> _Given task_
Would you quote every entry exactly, dropping only the pictures?

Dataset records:
——————
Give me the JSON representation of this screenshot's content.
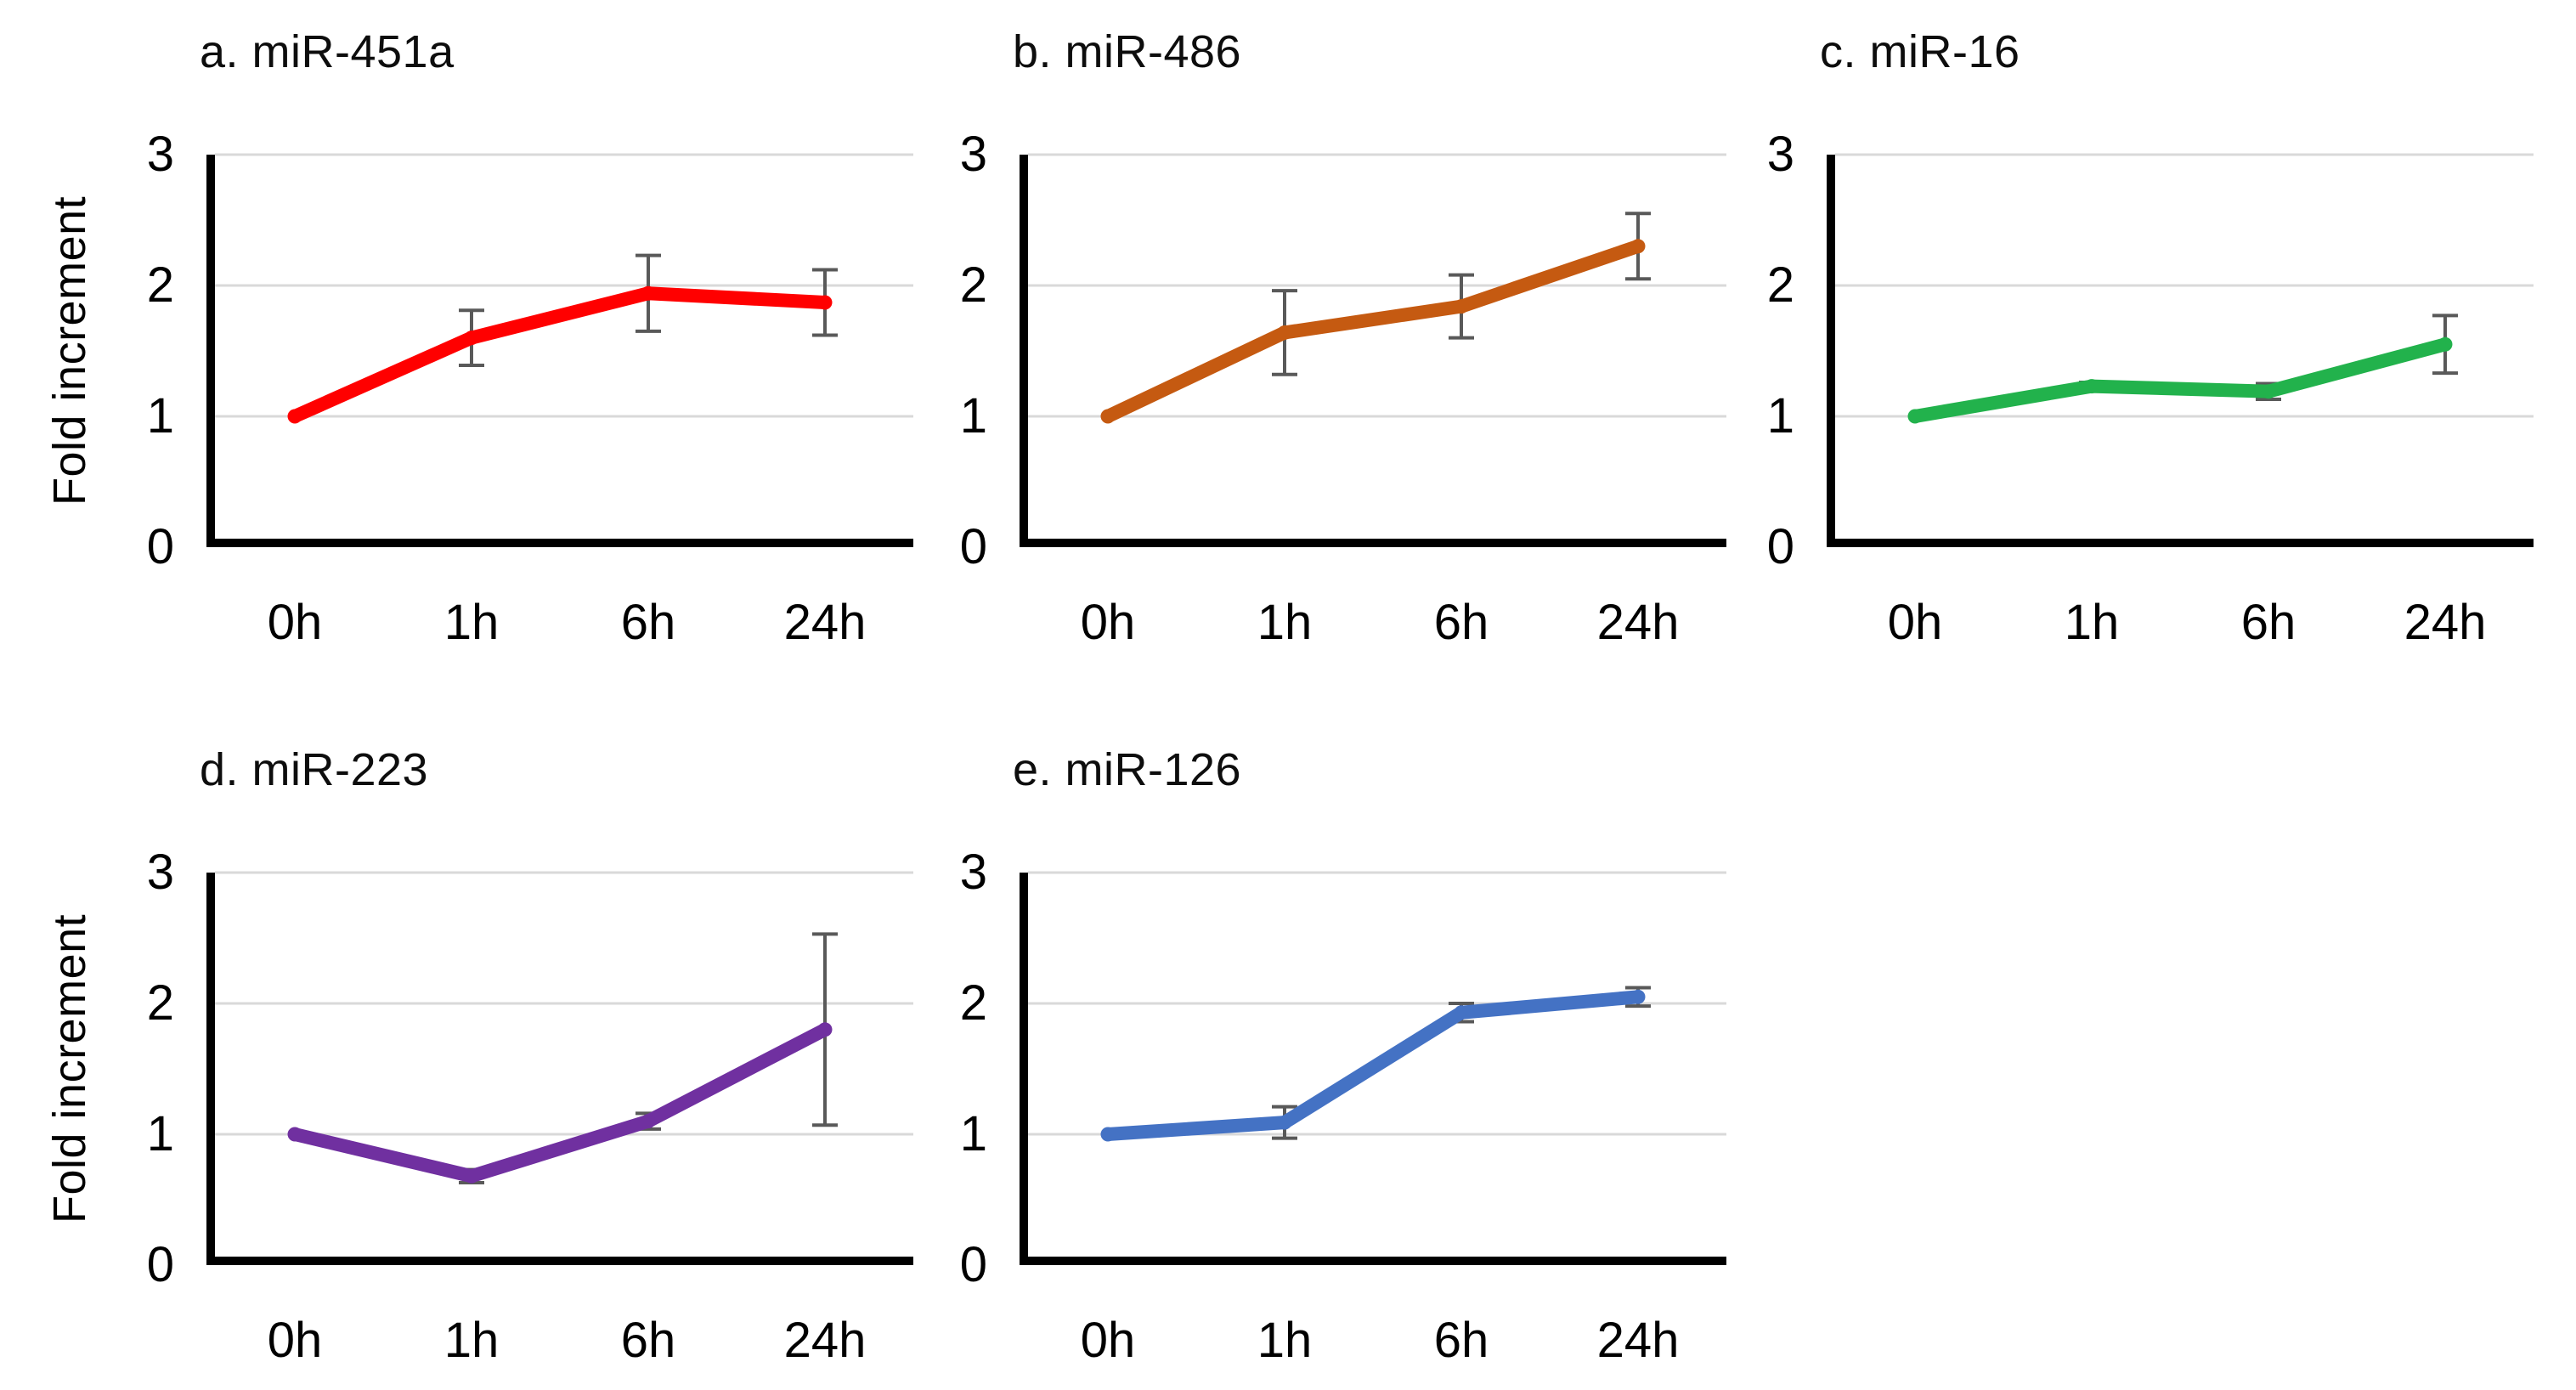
{
  "figure": {
    "ylabel": "Fold increment",
    "categories": [
      "0h",
      "1h",
      "6h",
      "24h"
    ],
    "yticks": [
      0,
      1,
      2,
      3
    ],
    "ylim": [
      0,
      3
    ],
    "grid": true,
    "legend": "none",
    "background_color": "#ffffff",
    "axis_color": "#000000",
    "gridline_color": "#d9d9d9",
    "errorbar_color": "#595959"
  },
  "chart_data": [
    {
      "type": "line",
      "id": "a",
      "title": "a. miR-451a",
      "color": "#ff0000",
      "categories": [
        "0h",
        "1h",
        "6h",
        "24h"
      ],
      "values": [
        1.0,
        1.6,
        1.94,
        1.87
      ],
      "errors": [
        0,
        0.21,
        0.29,
        0.25
      ],
      "xlabel": "",
      "ylabel": "Fold increment",
      "ylim": [
        0,
        3
      ],
      "yticks": [
        0,
        1,
        2,
        3
      ]
    },
    {
      "type": "line",
      "id": "b",
      "title": "b. miR-486",
      "color": "#c55a11",
      "categories": [
        "0h",
        "1h",
        "6h",
        "24h"
      ],
      "values": [
        1.0,
        1.64,
        1.84,
        2.3
      ],
      "errors": [
        0,
        0.32,
        0.24,
        0.25
      ],
      "xlabel": "",
      "ylabel": "",
      "ylim": [
        0,
        3
      ],
      "yticks": [
        0,
        1,
        2,
        3
      ]
    },
    {
      "type": "line",
      "id": "c",
      "title": "c. miR-16",
      "color": "#22b24c",
      "categories": [
        "0h",
        "1h",
        "6h",
        "24h"
      ],
      "values": [
        1.0,
        1.23,
        1.19,
        1.55
      ],
      "errors": [
        0,
        0.03,
        0.06,
        0.22
      ],
      "xlabel": "",
      "ylabel": "",
      "ylim": [
        0,
        3
      ],
      "yticks": [
        0,
        1,
        2,
        3
      ]
    },
    {
      "type": "line",
      "id": "d",
      "title": "d. miR-223",
      "color": "#7030a0",
      "categories": [
        "0h",
        "1h",
        "6h",
        "24h"
      ],
      "values": [
        1.0,
        0.68,
        1.1,
        1.8
      ],
      "errors": [
        0,
        0.05,
        0.06,
        0.73
      ],
      "xlabel": "",
      "ylabel": "Fold increment",
      "ylim": [
        0,
        3
      ],
      "yticks": [
        0,
        1,
        2,
        3
      ]
    },
    {
      "type": "line",
      "id": "e",
      "title": "e. miR-126",
      "color": "#4472c4",
      "categories": [
        "0h",
        "1h",
        "6h",
        "24h"
      ],
      "values": [
        1.0,
        1.09,
        1.93,
        2.05
      ],
      "errors": [
        0,
        0.12,
        0.07,
        0.07
      ],
      "xlabel": "",
      "ylabel": "",
      "ylim": [
        0,
        3
      ],
      "yticks": [
        0,
        1,
        2,
        3
      ]
    }
  ]
}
——————
> _Task solution_
Give me the JSON representation of this screenshot's content.
{
  "figure": {
    "ylabel": "Fold increment",
    "categories": [
      "0h",
      "1h",
      "6h",
      "24h"
    ],
    "yticks": [
      0,
      1,
      2,
      3
    ],
    "ylim": [
      0,
      3
    ],
    "grid": true,
    "legend": "none",
    "background_color": "#ffffff",
    "axis_color": "#000000",
    "gridline_color": "#d9d9d9",
    "errorbar_color": "#595959"
  },
  "chart_data": [
    {
      "type": "line",
      "id": "a",
      "title": "a. miR-451a",
      "color": "#ff0000",
      "categories": [
        "0h",
        "1h",
        "6h",
        "24h"
      ],
      "values": [
        1.0,
        1.6,
        1.94,
        1.87
      ],
      "errors": [
        0,
        0.21,
        0.29,
        0.25
      ],
      "xlabel": "",
      "ylabel": "Fold increment",
      "ylim": [
        0,
        3
      ],
      "yticks": [
        0,
        1,
        2,
        3
      ]
    },
    {
      "type": "line",
      "id": "b",
      "title": "b. miR-486",
      "color": "#c55a11",
      "categories": [
        "0h",
        "1h",
        "6h",
        "24h"
      ],
      "values": [
        1.0,
        1.64,
        1.84,
        2.3
      ],
      "errors": [
        0,
        0.32,
        0.24,
        0.25
      ],
      "xlabel": "",
      "ylabel": "",
      "ylim": [
        0,
        3
      ],
      "yticks": [
        0,
        1,
        2,
        3
      ]
    },
    {
      "type": "line",
      "id": "c",
      "title": "c. miR-16",
      "color": "#22b24c",
      "categories": [
        "0h",
        "1h",
        "6h",
        "24h"
      ],
      "values": [
        1.0,
        1.23,
        1.19,
        1.55
      ],
      "errors": [
        0,
        0.03,
        0.06,
        0.22
      ],
      "xlabel": "",
      "ylabel": "",
      "ylim": [
        0,
        3
      ],
      "yticks": [
        0,
        1,
        2,
        3
      ]
    },
    {
      "type": "line",
      "id": "d",
      "title": "d. miR-223",
      "color": "#7030a0",
      "categories": [
        "0h",
        "1h",
        "6h",
        "24h"
      ],
      "values": [
        1.0,
        0.68,
        1.1,
        1.8
      ],
      "errors": [
        0,
        0.05,
        0.06,
        0.73
      ],
      "xlabel": "",
      "ylabel": "Fold increment",
      "ylim": [
        0,
        3
      ],
      "yticks": [
        0,
        1,
        2,
        3
      ]
    },
    {
      "type": "line",
      "id": "e",
      "title": "e. miR-126",
      "color": "#4472c4",
      "categories": [
        "0h",
        "1h",
        "6h",
        "24h"
      ],
      "values": [
        1.0,
        1.09,
        1.93,
        2.05
      ],
      "errors": [
        0,
        0.12,
        0.07,
        0.07
      ],
      "xlabel": "",
      "ylabel": "",
      "ylim": [
        0,
        3
      ],
      "yticks": [
        0,
        1,
        2,
        3
      ]
    }
  ]
}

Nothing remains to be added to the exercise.